- To be done -
Repeat the records exactly. Every line must match.

## begin Records supplied

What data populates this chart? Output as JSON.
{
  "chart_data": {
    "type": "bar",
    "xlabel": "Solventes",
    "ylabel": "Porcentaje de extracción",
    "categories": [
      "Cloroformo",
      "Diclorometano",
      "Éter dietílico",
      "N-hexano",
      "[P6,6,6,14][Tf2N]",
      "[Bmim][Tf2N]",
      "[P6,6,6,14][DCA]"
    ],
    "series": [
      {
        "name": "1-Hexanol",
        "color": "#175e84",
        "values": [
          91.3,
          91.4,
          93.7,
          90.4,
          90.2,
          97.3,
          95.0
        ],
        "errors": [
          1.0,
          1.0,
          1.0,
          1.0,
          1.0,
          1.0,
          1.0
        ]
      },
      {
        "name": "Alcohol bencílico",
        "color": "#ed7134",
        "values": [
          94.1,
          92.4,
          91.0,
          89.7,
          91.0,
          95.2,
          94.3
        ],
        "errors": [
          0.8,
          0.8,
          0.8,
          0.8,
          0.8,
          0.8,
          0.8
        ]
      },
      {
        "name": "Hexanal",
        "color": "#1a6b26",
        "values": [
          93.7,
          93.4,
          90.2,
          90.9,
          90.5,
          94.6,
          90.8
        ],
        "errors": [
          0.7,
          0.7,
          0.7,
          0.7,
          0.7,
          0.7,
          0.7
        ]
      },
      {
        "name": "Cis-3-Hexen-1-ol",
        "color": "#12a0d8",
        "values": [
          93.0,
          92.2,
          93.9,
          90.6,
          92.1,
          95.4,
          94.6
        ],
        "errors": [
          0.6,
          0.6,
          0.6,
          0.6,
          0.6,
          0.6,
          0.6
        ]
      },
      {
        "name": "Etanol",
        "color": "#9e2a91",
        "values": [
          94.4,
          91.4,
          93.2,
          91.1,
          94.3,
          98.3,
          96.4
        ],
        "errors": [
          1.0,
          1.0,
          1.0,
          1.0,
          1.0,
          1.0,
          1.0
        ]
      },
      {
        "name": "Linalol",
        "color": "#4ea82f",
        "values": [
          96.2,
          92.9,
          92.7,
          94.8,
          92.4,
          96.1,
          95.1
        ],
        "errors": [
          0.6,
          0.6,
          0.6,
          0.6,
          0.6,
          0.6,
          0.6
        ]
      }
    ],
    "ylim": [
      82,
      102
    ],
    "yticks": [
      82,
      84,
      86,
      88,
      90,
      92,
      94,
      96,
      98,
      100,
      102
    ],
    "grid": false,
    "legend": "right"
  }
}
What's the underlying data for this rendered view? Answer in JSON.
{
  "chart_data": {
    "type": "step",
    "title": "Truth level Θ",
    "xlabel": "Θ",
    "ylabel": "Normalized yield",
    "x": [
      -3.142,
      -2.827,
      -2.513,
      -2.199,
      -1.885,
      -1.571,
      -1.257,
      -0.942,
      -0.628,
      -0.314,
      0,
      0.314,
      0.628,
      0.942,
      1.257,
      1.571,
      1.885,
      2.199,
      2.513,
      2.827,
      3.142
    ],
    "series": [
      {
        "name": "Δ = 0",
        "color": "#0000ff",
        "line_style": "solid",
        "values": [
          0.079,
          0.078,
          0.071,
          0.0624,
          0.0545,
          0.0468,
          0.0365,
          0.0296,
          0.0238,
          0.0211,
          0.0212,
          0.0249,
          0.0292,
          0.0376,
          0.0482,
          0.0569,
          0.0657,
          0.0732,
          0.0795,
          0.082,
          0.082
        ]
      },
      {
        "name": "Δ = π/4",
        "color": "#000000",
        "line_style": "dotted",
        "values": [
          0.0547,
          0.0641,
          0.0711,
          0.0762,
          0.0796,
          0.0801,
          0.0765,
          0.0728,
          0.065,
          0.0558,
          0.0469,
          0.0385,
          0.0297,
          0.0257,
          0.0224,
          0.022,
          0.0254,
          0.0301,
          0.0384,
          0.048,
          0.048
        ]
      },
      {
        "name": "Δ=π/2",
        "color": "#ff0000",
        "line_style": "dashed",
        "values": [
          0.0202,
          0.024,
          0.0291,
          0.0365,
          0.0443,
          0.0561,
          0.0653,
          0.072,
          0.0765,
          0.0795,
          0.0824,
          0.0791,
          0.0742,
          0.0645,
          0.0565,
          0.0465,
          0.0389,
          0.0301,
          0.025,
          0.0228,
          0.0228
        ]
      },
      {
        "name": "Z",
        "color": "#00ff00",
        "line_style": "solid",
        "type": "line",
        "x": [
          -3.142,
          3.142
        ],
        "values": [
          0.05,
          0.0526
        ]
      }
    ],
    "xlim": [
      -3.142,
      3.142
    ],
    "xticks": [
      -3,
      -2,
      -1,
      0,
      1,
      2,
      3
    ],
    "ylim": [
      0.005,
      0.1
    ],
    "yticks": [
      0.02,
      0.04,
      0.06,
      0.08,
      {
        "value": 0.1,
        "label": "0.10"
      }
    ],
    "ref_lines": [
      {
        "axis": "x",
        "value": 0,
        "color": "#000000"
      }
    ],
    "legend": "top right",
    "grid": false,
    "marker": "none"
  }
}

## end Records supplied

- The response -
What data populates this chart? Output as JSON.
{
  "chart_data": {
    "type": "bar",
    "xlabel": "Solventes",
    "ylabel": "Porcentaje de extracción",
    "categories": [
      "Cloroformo",
      "Diclorometano",
      "Éter dietílico",
      "N-hexano",
      "[P6,6,6,14][Tf2N]",
      "[Bmim][Tf2N]",
      "[P6,6,6,14][DCA]"
    ],
    "series": [
      {
        "name": "1-Hexanol",
        "color": "#175e84",
        "values": [
          91.3,
          91.4,
          93.7,
          90.4,
          90.2,
          97.3,
          95.0
        ],
        "errors": [
          1.0,
          1.0,
          1.0,
          1.0,
          1.0,
          1.0,
          1.0
        ]
      },
      {
        "name": "Alcohol bencílico",
        "color": "#ed7134",
        "values": [
          94.1,
          92.4,
          91.0,
          89.7,
          91.0,
          95.2,
          94.3
        ],
        "errors": [
          0.8,
          0.8,
          0.8,
          0.8,
          0.8,
          0.8,
          0.8
        ]
      },
      {
        "name": "Hexanal",
        "color": "#1a6b26",
        "values": [
          93.7,
          93.4,
          90.2,
          90.9,
          90.5,
          94.6,
          90.8
        ],
        "errors": [
          0.7,
          0.7,
          0.7,
          0.7,
          0.7,
          0.7,
          0.7
        ]
      },
      {
        "name": "Cis-3-Hexen-1-ol",
        "color": "#12a0d8",
        "values": [
          93.0,
          92.2,
          93.9,
          90.6,
          92.1,
          95.4,
          94.6
        ],
        "errors": [
          0.6,
          0.6,
          0.6,
          0.6,
          0.6,
          0.6,
          0.6
        ]
      },
      {
        "name": "Etanol",
        "color": "#9e2a91",
        "values": [
          94.4,
          91.4,
          93.2,
          91.1,
          94.3,
          98.3,
          96.4
        ],
        "errors": [
          1.0,
          1.0,
          1.0,
          1.0,
          1.0,
          1.0,
          1.0
        ]
      },
      {
        "name": "Linalol",
        "color": "#4ea82f",
        "values": [
          96.2,
          92.9,
          92.7,
          94.8,
          92.4,
          96.1,
          95.1
        ],
        "errors": [
          0.6,
          0.6,
          0.6,
          0.6,
          0.6,
          0.6,
          0.6
        ]
      }
    ],
    "ylim": [
      82,
      102
    ],
    "yticks": [
      82,
      84,
      86,
      88,
      90,
      92,
      94,
      96,
      98,
      100,
      102
    ],
    "grid": false,
    "legend": "right"
  }
}
What's the underlying data for this rendered view? Answer in JSON.
{
  "chart_data": {
    "type": "step",
    "title": "Truth level Θ",
    "xlabel": "Θ",
    "ylabel": "Normalized yield",
    "x": [
      -3.142,
      -2.827,
      -2.513,
      -2.199,
      -1.885,
      -1.571,
      -1.257,
      -0.942,
      -0.628,
      -0.314,
      0,
      0.314,
      0.628,
      0.942,
      1.257,
      1.571,
      1.885,
      2.199,
      2.513,
      2.827,
      3.142
    ],
    "series": [
      {
        "name": "Δ = 0",
        "color": "#0000ff",
        "line_style": "solid",
        "values": [
          0.079,
          0.078,
          0.071,
          0.0624,
          0.0545,
          0.0468,
          0.0365,
          0.0296,
          0.0238,
          0.0211,
          0.0212,
          0.0249,
          0.0292,
          0.0376,
          0.0482,
          0.0569,
          0.0657,
          0.0732,
          0.0795,
          0.082,
          0.082
        ]
      },
      {
        "name": "Δ = π/4",
        "color": "#000000",
        "line_style": "dotted",
        "values": [
          0.0547,
          0.0641,
          0.0711,
          0.0762,
          0.0796,
          0.0801,
          0.0765,
          0.0728,
          0.065,
          0.0558,
          0.0469,
          0.0385,
          0.0297,
          0.0257,
          0.0224,
          0.022,
          0.0254,
          0.0301,
          0.0384,
          0.048,
          0.048
        ]
      },
      {
        "name": "Δ=π/2",
        "color": "#ff0000",
        "line_style": "dashed",
        "values": [
          0.0202,
          0.024,
          0.0291,
          0.0365,
          0.0443,
          0.0561,
          0.0653,
          0.072,
          0.0765,
          0.0795,
          0.0824,
          0.0791,
          0.0742,
          0.0645,
          0.0565,
          0.0465,
          0.0389,
          0.0301,
          0.025,
          0.0228,
          0.0228
        ]
      },
      {
        "name": "Z",
        "color": "#00ff00",
        "line_style": "solid",
        "type": "line",
        "x": [
          -3.142,
          3.142
        ],
        "values": [
          0.05,
          0.0526
        ]
      }
    ],
    "xlim": [
      -3.142,
      3.142
    ],
    "xticks": [
      -3,
      -2,
      -1,
      0,
      1,
      2,
      3
    ],
    "ylim": [
      0.005,
      0.1
    ],
    "yticks": [
      0.02,
      0.04,
      0.06,
      0.08,
      {
        "value": 0.1,
        "label": "0.10"
      }
    ],
    "ref_lines": [
      {
        "axis": "x",
        "value": 0,
        "color": "#000000"
      }
    ],
    "legend": "top right",
    "grid": false,
    "marker": "none"
  }
}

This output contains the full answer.